*What the task asks*: Every record below should be transcribed exactly. Omit the images.

** begin **

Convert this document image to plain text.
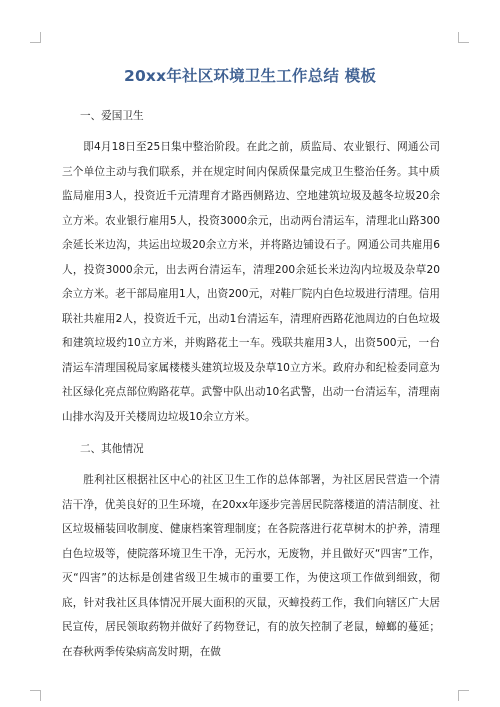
20xx年社区环境卫生工作总结 模板
一、爱国卫生

即4月18日至25日集中整治阶段。在此之前，质监局、农业银行、网通公司三个单位主动与我们联系，并在规定时间内保质保量完成卫生整治任务。其中质监局雇用3人，投资近千元清理育才路西侧路边、空地建筑垃圾及越冬垃圾20余立方米。农业银行雇用5人，投资3000余元，出动两台清运车，清理北山路300余延长米边沟，共运出垃圾20余立方米，并将路边铺设石子。网通公司共雇用6人，投资3000余元，出去两台清运车，清理200余延长米边沟内垃圾及杂草20余立方米。老干部局雇用1人，出资200元，对鞋厂院内白色垃圾进行清理。信用联社共雇用2人，投资近千元，出动1台清运车，清理府西路花池周边的白色垃圾和建筑垃圾约10立方米，并购路花土一车。残联共雇用3人，出资500元，一台清运车清理国税局家属楼楼头建筑垃圾及杂草10立方米。政府办和纪检委同意为社区绿化亮点部位购路花草。武警中队出动10名武警，出动一台清运车，清理南山排水沟及开关楼周边垃圾10余立方米。

二、其他情况

胜利社区根据社区中心的社区卫生工作的总体部署，为社区居民营造一个清洁干净，优美良好的卫生环境，在20xx年逐步完善居民院落楼道的清洁制度、社区垃圾桶装回收制度、健康档案管理制度；在各院落进行花草树木的护养，清理白色垃圾等，使院落环境卫生干净，无污水，无废物，并且做好灭“四害”工作，灭“四害”的达标是创建省级卫生城市的重要工作，为使这项工作做到细致，彻底，针对我社区具体情况开展大面积的灭鼠，灭蟑投药工作，我们向辖区广大居民宣传，居民领取药物并做好了药物登记，有的放矢控制了老鼠，蟑螂的蔓延；在春秋两季传染病高发时期，在做
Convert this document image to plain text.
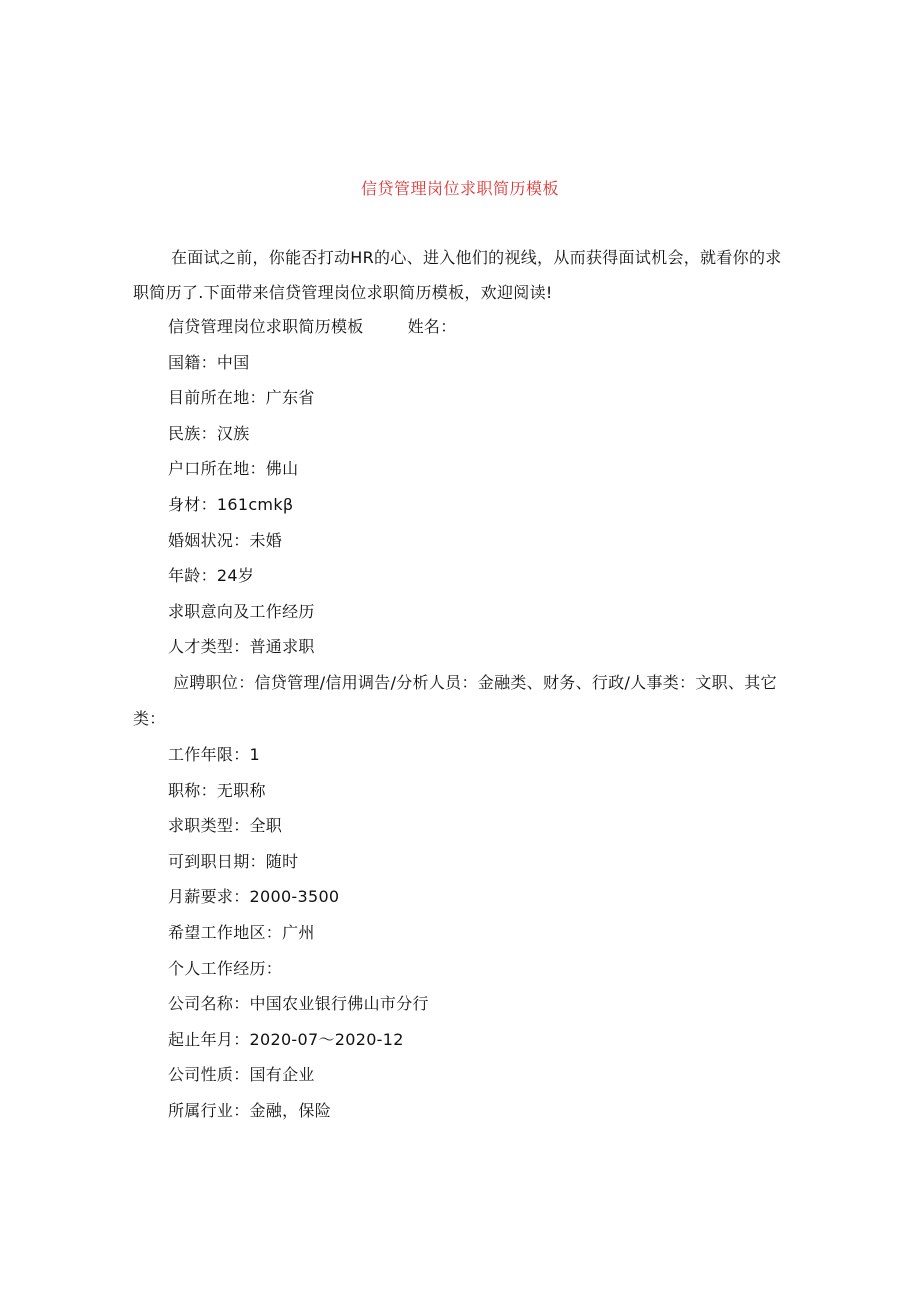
信贷管理岗位求职简历模板
在面试之前，你能否打动HR的心、进入他们的视线，从而获得面试机会，就看你的求职简历了.下面带来信贷管理岗位求职简历模板，欢迎阅读!
信贷管理岗位求职简历模板	姓名：
国籍：中国
目前所在地：广东省
民族：汉族
户口所在地：佛山
身材：161cmkβ
婚姻状况：未婚
年龄：24岁
求职意向及工作经历
人才类型：普通求职
应聘职位：信贷管理/信用调告/分析人员：金融类、财务、行政/人事类：文职、其它类：
工作年限：1
职称：无职称
求职类型：全职
可到职日期：随时
月薪要求：2000-3500
希望工作地区：广州
个人工作经历：
公司名称：中国农业银行佛山市分行
起止年月：2020-07～2020-12
公司性质：国有企业
所属行业：金融，保险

** end **

*Reply*:
Convert this document image to plain text.
20xx年社区环境卫生工作总结 模板
一、爱国卫生

即4月18日至25日集中整治阶段。在此之前，质监局、农业银行、网通公司三个单位主动与我们联系，并在规定时间内保质保量完成卫生整治任务。其中质监局雇用3人，投资近千元清理育才路西侧路边、空地建筑垃圾及越冬垃圾20余立方米。农业银行雇用5人，投资3000余元，出动两台清运车，清理北山路300余延长米边沟，共运出垃圾20余立方米，并将路边铺设石子。网通公司共雇用6人，投资3000余元，出去两台清运车，清理200余延长米边沟内垃圾及杂草20余立方米。老干部局雇用1人，出资200元，对鞋厂院内白色垃圾进行清理。信用联社共雇用2人，投资近千元，出动1台清运车，清理府西路花池周边的白色垃圾和建筑垃圾约10立方米，并购路花土一车。残联共雇用3人，出资500元，一台清运车清理国税局家属楼楼头建筑垃圾及杂草10立方米。政府办和纪检委同意为社区绿化亮点部位购路花草。武警中队出动10名武警，出动一台清运车，清理南山排水沟及开关楼周边垃圾10余立方米。

二、其他情况

胜利社区根据社区中心的社区卫生工作的总体部署，为社区居民营造一个清洁干净，优美良好的卫生环境，在20xx年逐步完善居民院落楼道的清洁制度、社区垃圾桶装回收制度、健康档案管理制度；在各院落进行花草树木的护养，清理白色垃圾等，使院落环境卫生干净，无污水，无废物，并且做好灭“四害”工作，灭“四害”的达标是创建省级卫生城市的重要工作，为使这项工作做到细致，彻底，针对我社区具体情况开展大面积的灭鼠，灭蟑投药工作，我们向辖区广大居民宣传，居民领取药物并做好了药物登记，有的放矢控制了老鼠，蟑螂的蔓延；在春秋两季传染病高发时期，在做
Convert this document image to plain text.
信贷管理岗位求职简历模板
在面试之前，你能否打动HR的心、进入他们的视线，从而获得面试机会，就看你的求职简历了.下面带来信贷管理岗位求职简历模板，欢迎阅读!
信贷管理岗位求职简历模板	姓名：
国籍：中国
目前所在地：广东省
民族：汉族
户口所在地：佛山
身材：161cmkβ
婚姻状况：未婚
年龄：24岁
求职意向及工作经历
人才类型：普通求职
应聘职位：信贷管理/信用调告/分析人员：金融类、财务、行政/人事类：文职、其它类：
工作年限：1
职称：无职称
求职类型：全职
可到职日期：随时
月薪要求：2000-3500
希望工作地区：广州
个人工作经历：
公司名称：中国农业银行佛山市分行
起止年月：2020-07～2020-12
公司性质：国有企业
所属行业：金融，保险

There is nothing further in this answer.